--- Begin ---
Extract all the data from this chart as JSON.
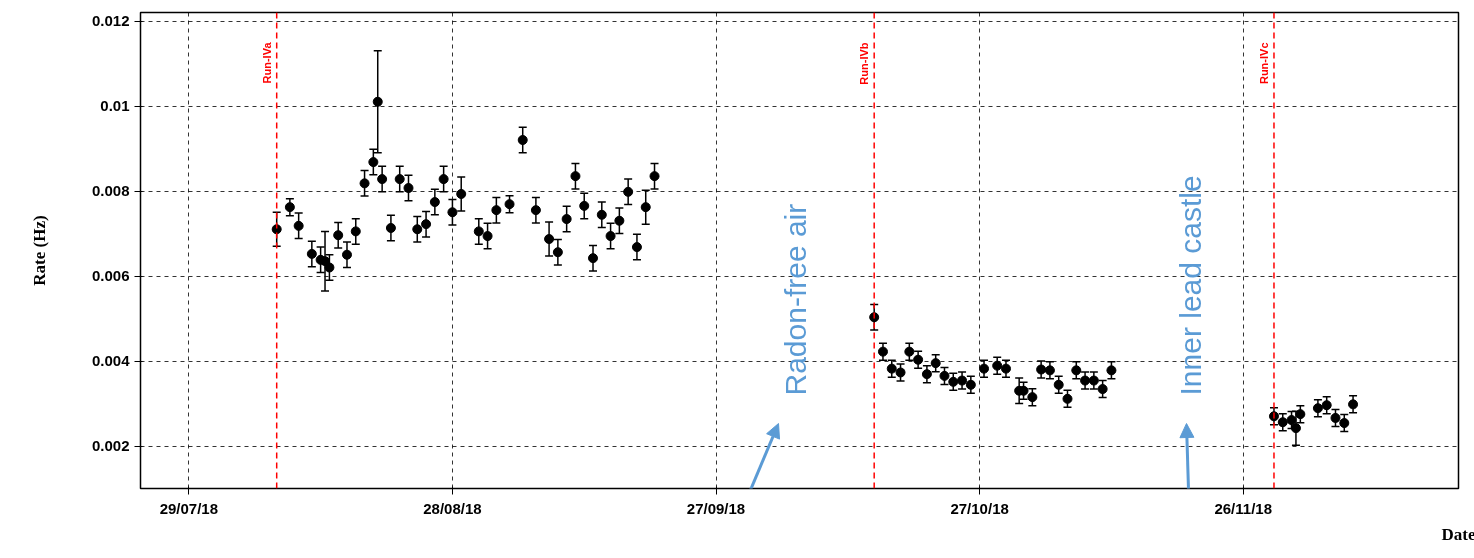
{
  "chart_data": {
    "type": "scatter",
    "xlabel": "Date",
    "ylabel": "Rate (Hz)",
    "x": [
      "2018-08-08",
      "2018-08-09T12:00",
      "2018-08-10T12:00",
      "2018-08-12",
      "2018-08-13",
      "2018-08-13T12:00",
      "2018-08-14",
      "2018-08-15",
      "2018-08-16",
      "2018-08-17",
      "2018-08-18",
      "2018-08-19",
      "2018-08-19T12:00",
      "2018-08-20",
      "2018-08-21",
      "2018-08-22",
      "2018-08-23",
      "2018-08-24",
      "2018-08-25",
      "2018-08-26",
      "2018-08-27",
      "2018-08-28",
      "2018-08-29",
      "2018-08-31",
      "2018-09-01",
      "2018-09-02",
      "2018-09-03T12:00",
      "2018-09-05",
      "2018-09-06T12:00",
      "2018-09-08",
      "2018-09-09",
      "2018-09-10",
      "2018-09-11",
      "2018-09-12",
      "2018-09-13",
      "2018-09-14",
      "2018-09-15",
      "2018-09-16",
      "2018-09-17",
      "2018-09-18",
      "2018-09-19",
      "2018-09-20",
      "2018-10-15",
      "2018-10-16",
      "2018-10-17",
      "2018-10-18",
      "2018-10-19",
      "2018-10-20",
      "2018-10-21",
      "2018-10-22",
      "2018-10-23",
      "2018-10-24",
      "2018-10-25",
      "2018-10-26",
      "2018-10-27T12:00",
      "2018-10-29",
      "2018-10-30",
      "2018-10-31T12:00",
      "2018-11-01",
      "2018-11-02",
      "2018-11-03",
      "2018-11-04",
      "2018-11-05",
      "2018-11-06",
      "2018-11-07",
      "2018-11-08",
      "2018-11-09",
      "2018-11-10",
      "2018-11-11",
      "2018-11-29T12:00",
      "2018-11-30T12:00",
      "2018-12-01T12:00",
      "2018-12-02",
      "2018-12-02T12:00",
      "2018-12-04T12:00",
      "2018-12-05T12:00",
      "2018-12-06T12:00",
      "2018-12-07T12:00",
      "2018-12-08T12:00"
    ],
    "series": [
      {
        "color": "#000000",
        "values": [
          0.0071,
          0.00762,
          0.00718,
          0.00652,
          0.00638,
          0.00635,
          0.0062,
          0.00696,
          0.0065,
          0.00705,
          0.00818,
          0.00868,
          0.0101,
          0.00828,
          0.00713,
          0.00828,
          0.00807,
          0.0071,
          0.00722,
          0.00774,
          0.00828,
          0.0075,
          0.00793,
          0.00705,
          0.00694,
          0.00755,
          0.00769,
          0.0092,
          0.00755,
          0.00687,
          0.00656,
          0.00734,
          0.00835,
          0.00765,
          0.00642,
          0.00744,
          0.00694,
          0.0073,
          0.00798,
          0.00668,
          0.00762,
          0.00835,
          0.00503,
          0.00422,
          0.00382,
          0.00373,
          0.00422,
          0.00403,
          0.00369,
          0.00395,
          0.00365,
          0.00351,
          0.00354,
          0.00344,
          0.00382,
          0.00389,
          0.00382,
          0.0033,
          0.0033,
          0.00315,
          0.0038,
          0.00378,
          0.00344,
          0.00311,
          0.00378,
          0.00354,
          0.00354,
          0.00334,
          0.00378,
          0.0027,
          0.00256,
          0.00261,
          0.00242,
          0.00275,
          0.00289,
          0.00296,
          0.00266,
          0.00254,
          0.00298
        ],
        "errors": [
          0.0004,
          0.0002,
          0.0003,
          0.0003,
          0.0003,
          0.0007,
          0.0003,
          0.0003,
          0.0003,
          0.0003,
          0.0003,
          0.0003,
          0.0012,
          0.0003,
          0.0003,
          0.0003,
          0.0003,
          0.0003,
          0.0003,
          0.0003,
          0.0003,
          0.0003,
          0.0004,
          0.0003,
          0.0003,
          0.0003,
          0.0002,
          0.0003,
          0.0003,
          0.0004,
          0.0003,
          0.0003,
          0.0003,
          0.0003,
          0.0003,
          0.0003,
          0.0003,
          0.0003,
          0.0003,
          0.0003,
          0.0004,
          0.0003,
          0.0003,
          0.0002,
          0.0002,
          0.0002,
          0.0002,
          0.0002,
          0.0002,
          0.0002,
          0.0002,
          0.0002,
          0.0002,
          0.0002,
          0.0002,
          0.0002,
          0.0002,
          0.0003,
          0.0002,
          0.0002,
          0.0002,
          0.0002,
          0.0002,
          0.0002,
          0.0002,
          0.0002,
          0.0002,
          0.0002,
          0.0002,
          0.0002,
          0.0002,
          0.0002,
          0.0004,
          0.0002,
          0.0002,
          0.0002,
          0.0002,
          0.0002,
          0.0002
        ]
      }
    ],
    "xlim": [
      "2018-07-23T12:00",
      "2018-12-20T12:00"
    ],
    "xticks": [
      {
        "value": "2018-07-29",
        "label": "29/07/18"
      },
      {
        "value": "2018-08-28",
        "label": "28/08/18"
      },
      {
        "value": "2018-09-27",
        "label": "27/09/18"
      },
      {
        "value": "2018-10-27",
        "label": "27/10/18"
      },
      {
        "value": "2018-11-26",
        "label": "26/11/18"
      }
    ],
    "ylim": [
      0.001,
      0.0122
    ],
    "yticks": [
      0.002,
      0.004,
      0.006,
      0.008,
      0.01,
      0.012
    ],
    "grid": true,
    "marker": "circle",
    "ref_lines": [
      {
        "axis": "x",
        "value": "2018-08-08",
        "label": "Run-IVa",
        "color": "#ff0000",
        "line_style": "dashed"
      },
      {
        "axis": "x",
        "value": "2018-10-15",
        "label": "Run-IVb",
        "color": "#ff0000",
        "line_style": "dashed"
      },
      {
        "axis": "x",
        "value": "2018-11-29T12:00",
        "label": "Run-IVc",
        "color": "#ff0000",
        "line_style": "dashed"
      }
    ],
    "annotations": [
      "Radon-free air",
      "Inner lead castle"
    ]
  }
}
--- End ---
▸ EXERCISE OBJECTIVE
Pictures in the records must not appear in the copy; transcribe everything else precisely.

▸ SOLUTION
Extract all the data from this chart as JSON.
{
  "chart_data": {
    "type": "scatter",
    "xlabel": "Date",
    "ylabel": "Rate (Hz)",
    "x": [
      "2018-08-08",
      "2018-08-09T12:00",
      "2018-08-10T12:00",
      "2018-08-12",
      "2018-08-13",
      "2018-08-13T12:00",
      "2018-08-14",
      "2018-08-15",
      "2018-08-16",
      "2018-08-17",
      "2018-08-18",
      "2018-08-19",
      "2018-08-19T12:00",
      "2018-08-20",
      "2018-08-21",
      "2018-08-22",
      "2018-08-23",
      "2018-08-24",
      "2018-08-25",
      "2018-08-26",
      "2018-08-27",
      "2018-08-28",
      "2018-08-29",
      "2018-08-31",
      "2018-09-01",
      "2018-09-02",
      "2018-09-03T12:00",
      "2018-09-05",
      "2018-09-06T12:00",
      "2018-09-08",
      "2018-09-09",
      "2018-09-10",
      "2018-09-11",
      "2018-09-12",
      "2018-09-13",
      "2018-09-14",
      "2018-09-15",
      "2018-09-16",
      "2018-09-17",
      "2018-09-18",
      "2018-09-19",
      "2018-09-20",
      "2018-10-15",
      "2018-10-16",
      "2018-10-17",
      "2018-10-18",
      "2018-10-19",
      "2018-10-20",
      "2018-10-21",
      "2018-10-22",
      "2018-10-23",
      "2018-10-24",
      "2018-10-25",
      "2018-10-26",
      "2018-10-27T12:00",
      "2018-10-29",
      "2018-10-30",
      "2018-10-31T12:00",
      "2018-11-01",
      "2018-11-02",
      "2018-11-03",
      "2018-11-04",
      "2018-11-05",
      "2018-11-06",
      "2018-11-07",
      "2018-11-08",
      "2018-11-09",
      "2018-11-10",
      "2018-11-11",
      "2018-11-29T12:00",
      "2018-11-30T12:00",
      "2018-12-01T12:00",
      "2018-12-02",
      "2018-12-02T12:00",
      "2018-12-04T12:00",
      "2018-12-05T12:00",
      "2018-12-06T12:00",
      "2018-12-07T12:00",
      "2018-12-08T12:00"
    ],
    "series": [
      {
        "color": "#000000",
        "values": [
          0.0071,
          0.00762,
          0.00718,
          0.00652,
          0.00638,
          0.00635,
          0.0062,
          0.00696,
          0.0065,
          0.00705,
          0.00818,
          0.00868,
          0.0101,
          0.00828,
          0.00713,
          0.00828,
          0.00807,
          0.0071,
          0.00722,
          0.00774,
          0.00828,
          0.0075,
          0.00793,
          0.00705,
          0.00694,
          0.00755,
          0.00769,
          0.0092,
          0.00755,
          0.00687,
          0.00656,
          0.00734,
          0.00835,
          0.00765,
          0.00642,
          0.00744,
          0.00694,
          0.0073,
          0.00798,
          0.00668,
          0.00762,
          0.00835,
          0.00503,
          0.00422,
          0.00382,
          0.00373,
          0.00422,
          0.00403,
          0.00369,
          0.00395,
          0.00365,
          0.00351,
          0.00354,
          0.00344,
          0.00382,
          0.00389,
          0.00382,
          0.0033,
          0.0033,
          0.00315,
          0.0038,
          0.00378,
          0.00344,
          0.00311,
          0.00378,
          0.00354,
          0.00354,
          0.00334,
          0.00378,
          0.0027,
          0.00256,
          0.00261,
          0.00242,
          0.00275,
          0.00289,
          0.00296,
          0.00266,
          0.00254,
          0.00298
        ],
        "errors": [
          0.0004,
          0.0002,
          0.0003,
          0.0003,
          0.0003,
          0.0007,
          0.0003,
          0.0003,
          0.0003,
          0.0003,
          0.0003,
          0.0003,
          0.0012,
          0.0003,
          0.0003,
          0.0003,
          0.0003,
          0.0003,
          0.0003,
          0.0003,
          0.0003,
          0.0003,
          0.0004,
          0.0003,
          0.0003,
          0.0003,
          0.0002,
          0.0003,
          0.0003,
          0.0004,
          0.0003,
          0.0003,
          0.0003,
          0.0003,
          0.0003,
          0.0003,
          0.0003,
          0.0003,
          0.0003,
          0.0003,
          0.0004,
          0.0003,
          0.0003,
          0.0002,
          0.0002,
          0.0002,
          0.0002,
          0.0002,
          0.0002,
          0.0002,
          0.0002,
          0.0002,
          0.0002,
          0.0002,
          0.0002,
          0.0002,
          0.0002,
          0.0003,
          0.0002,
          0.0002,
          0.0002,
          0.0002,
          0.0002,
          0.0002,
          0.0002,
          0.0002,
          0.0002,
          0.0002,
          0.0002,
          0.0002,
          0.0002,
          0.0002,
          0.0004,
          0.0002,
          0.0002,
          0.0002,
          0.0002,
          0.0002,
          0.0002
        ]
      }
    ],
    "xlim": [
      "2018-07-23T12:00",
      "2018-12-20T12:00"
    ],
    "xticks": [
      {
        "value": "2018-07-29",
        "label": "29/07/18"
      },
      {
        "value": "2018-08-28",
        "label": "28/08/18"
      },
      {
        "value": "2018-09-27",
        "label": "27/09/18"
      },
      {
        "value": "2018-10-27",
        "label": "27/10/18"
      },
      {
        "value": "2018-11-26",
        "label": "26/11/18"
      }
    ],
    "ylim": [
      0.001,
      0.0122
    ],
    "yticks": [
      0.002,
      0.004,
      0.006,
      0.008,
      0.01,
      0.012
    ],
    "grid": true,
    "marker": "circle",
    "ref_lines": [
      {
        "axis": "x",
        "value": "2018-08-08",
        "label": "Run-IVa",
        "color": "#ff0000",
        "line_style": "dashed"
      },
      {
        "axis": "x",
        "value": "2018-10-15",
        "label": "Run-IVb",
        "color": "#ff0000",
        "line_style": "dashed"
      },
      {
        "axis": "x",
        "value": "2018-11-29T12:00",
        "label": "Run-IVc",
        "color": "#ff0000",
        "line_style": "dashed"
      }
    ],
    "annotations": [
      "Radon-free air",
      "Inner lead castle"
    ]
  }
}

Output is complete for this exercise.